■ **Task requirements**
Could you copy every line from the material below in which "xlabel" appears?

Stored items

****************************************

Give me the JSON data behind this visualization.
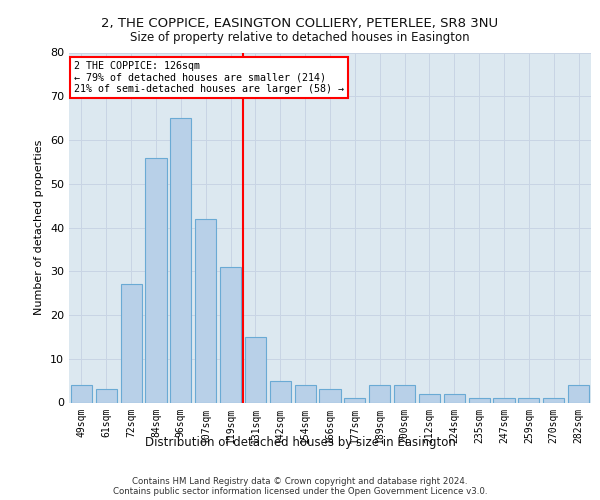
{
  "title1": "2, THE COPPICE, EASINGTON COLLIERY, PETERLEE, SR8 3NU",
  "title2": "Size of property relative to detached houses in Easington",
  "xlabel": "Distribution of detached houses by size in Easington",
  "ylabel": "Number of detached properties",
  "categories": [
    "49sqm",
    "61sqm",
    "72sqm",
    "84sqm",
    "96sqm",
    "107sqm",
    "119sqm",
    "131sqm",
    "142sqm",
    "154sqm",
    "166sqm",
    "177sqm",
    "189sqm",
    "200sqm",
    "212sqm",
    "224sqm",
    "235sqm",
    "247sqm",
    "259sqm",
    "270sqm",
    "282sqm"
  ],
  "values": [
    4,
    3,
    27,
    56,
    65,
    42,
    31,
    15,
    5,
    4,
    3,
    1,
    4,
    4,
    2,
    2,
    1,
    1,
    1,
    1,
    4
  ],
  "bar_color": "#b8d0e8",
  "bar_edge_color": "#6aaad4",
  "vline_color": "red",
  "annotation_line1": "2 THE COPPICE: 126sqm",
  "annotation_line2": "← 79% of detached houses are smaller (214)",
  "annotation_line3": "21% of semi-detached houses are larger (58) →",
  "ylim": [
    0,
    80
  ],
  "yticks": [
    0,
    10,
    20,
    30,
    40,
    50,
    60,
    70,
    80
  ],
  "grid_color": "#c8d4e4",
  "background_color": "#dce8f0",
  "footer1": "Contains HM Land Registry data © Crown copyright and database right 2024.",
  "footer2": "Contains public sector information licensed under the Open Government Licence v3.0."
}
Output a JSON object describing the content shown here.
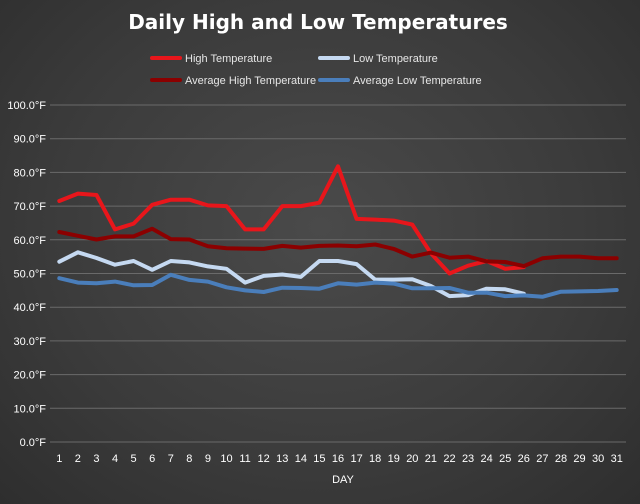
{
  "chart_data": {
    "type": "line",
    "title": "Daily High and Low Temperatures",
    "xlabel": "DAY",
    "ylabel": "",
    "ylim": [
      0,
      100
    ],
    "y_ticks": [
      "0.0°F",
      "10.0°F",
      "20.0°F",
      "30.0°F",
      "40.0°F",
      "50.0°F",
      "60.0°F",
      "70.0°F",
      "80.0°F",
      "90.0°F",
      "100.0°F"
    ],
    "categories": [
      "1",
      "2",
      "3",
      "4",
      "5",
      "6",
      "7",
      "8",
      "9",
      "10",
      "11",
      "12",
      "13",
      "14",
      "15",
      "16",
      "17",
      "18",
      "19",
      "20",
      "21",
      "22",
      "23",
      "24",
      "25",
      "26",
      "27",
      "28",
      "29",
      "30",
      "31"
    ],
    "grid": true,
    "legend_position": "top",
    "series": [
      {
        "name": "High Temperature",
        "color": "#e8161b",
        "values": [
          71.5,
          73.7,
          73.3,
          63.1,
          64.8,
          70.4,
          71.9,
          71.9,
          70.2,
          70.0,
          63.1,
          63.1,
          70.0,
          70.0,
          71.0,
          81.8,
          66.2,
          66.0,
          65.7,
          64.5,
          56.0,
          50.0,
          52.3,
          53.7,
          51.4,
          51.9,
          null,
          null,
          null,
          null,
          null
        ]
      },
      {
        "name": "Low Temperature",
        "color": "#c5d9f1",
        "values": [
          53.5,
          56.3,
          54.6,
          52.6,
          53.7,
          51.1,
          53.7,
          53.3,
          52.1,
          51.4,
          47.3,
          49.3,
          49.7,
          49.0,
          53.7,
          53.7,
          52.8,
          48.2,
          48.2,
          48.3,
          46.3,
          43.3,
          43.6,
          45.5,
          45.3,
          44.0,
          null,
          null,
          null,
          null,
          null
        ]
      },
      {
        "name": "Average High Temperature",
        "color": "#8b0000",
        "values": [
          62.3,
          61.2,
          60.1,
          61.0,
          61.0,
          63.3,
          60.2,
          60.1,
          58.1,
          57.5,
          57.4,
          57.3,
          58.2,
          57.7,
          58.2,
          58.3,
          58.1,
          58.6,
          57.3,
          55.0,
          56.2,
          54.7,
          55.0,
          53.6,
          53.4,
          52.2,
          54.5,
          55.0,
          55.0,
          54.5,
          54.5
        ]
      },
      {
        "name": "Average Low Temperature",
        "color": "#4a7ebb",
        "values": [
          48.6,
          47.3,
          47.1,
          47.6,
          46.5,
          46.6,
          49.6,
          48.1,
          47.6,
          45.9,
          45.0,
          44.5,
          45.8,
          45.7,
          45.5,
          47.1,
          46.7,
          47.3,
          47.0,
          45.6,
          45.6,
          45.7,
          44.3,
          44.3,
          43.3,
          43.5,
          43.1,
          44.6,
          44.7,
          44.8,
          45.1
        ]
      }
    ]
  }
}
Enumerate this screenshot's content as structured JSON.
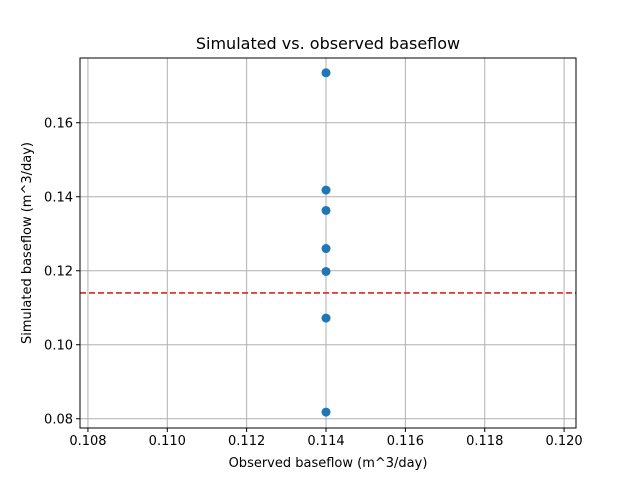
{
  "chart_data": {
    "type": "scatter",
    "title": "Simulated vs. observed baseflow",
    "xlabel": "Observed baseflow (m^3/day)",
    "ylabel": "Simulated baseflow (m^3/day)",
    "xlim": [
      0.1078,
      0.1203
    ],
    "ylim": [
      0.0775,
      0.1775
    ],
    "x_ticks": [
      0.108,
      0.11,
      0.112,
      0.114,
      0.116,
      0.118,
      0.12
    ],
    "x_tick_labels": [
      "0.108",
      "0.110",
      "0.112",
      "0.114",
      "0.116",
      "0.118",
      "0.120"
    ],
    "y_ticks": [
      0.08,
      0.1,
      0.12,
      0.14,
      0.16
    ],
    "y_tick_labels": [
      "0.08",
      "0.10",
      "0.12",
      "0.14",
      "0.16"
    ],
    "grid": true,
    "points": [
      {
        "x": 0.114,
        "y": 0.1735
      },
      {
        "x": 0.114,
        "y": 0.1418
      },
      {
        "x": 0.114,
        "y": 0.1363
      },
      {
        "x": 0.114,
        "y": 0.126
      },
      {
        "x": 0.114,
        "y": 0.1198
      },
      {
        "x": 0.114,
        "y": 0.1072
      },
      {
        "x": 0.114,
        "y": 0.0818
      }
    ],
    "reference_line": {
      "orientation": "horizontal",
      "y": 0.114,
      "style": "dashed"
    },
    "colors": {
      "points": "#1f77b4",
      "reference_line": "#d62728",
      "grid": "#b0b0b0",
      "axes": "#000000"
    }
  }
}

****************************************

■ **Full answer**
  "xlabel": "Distribution of detached houses by size in Easington",
    "xlabel": "DAY",
    "xlabel": "Observed baseflow (m^3/day)",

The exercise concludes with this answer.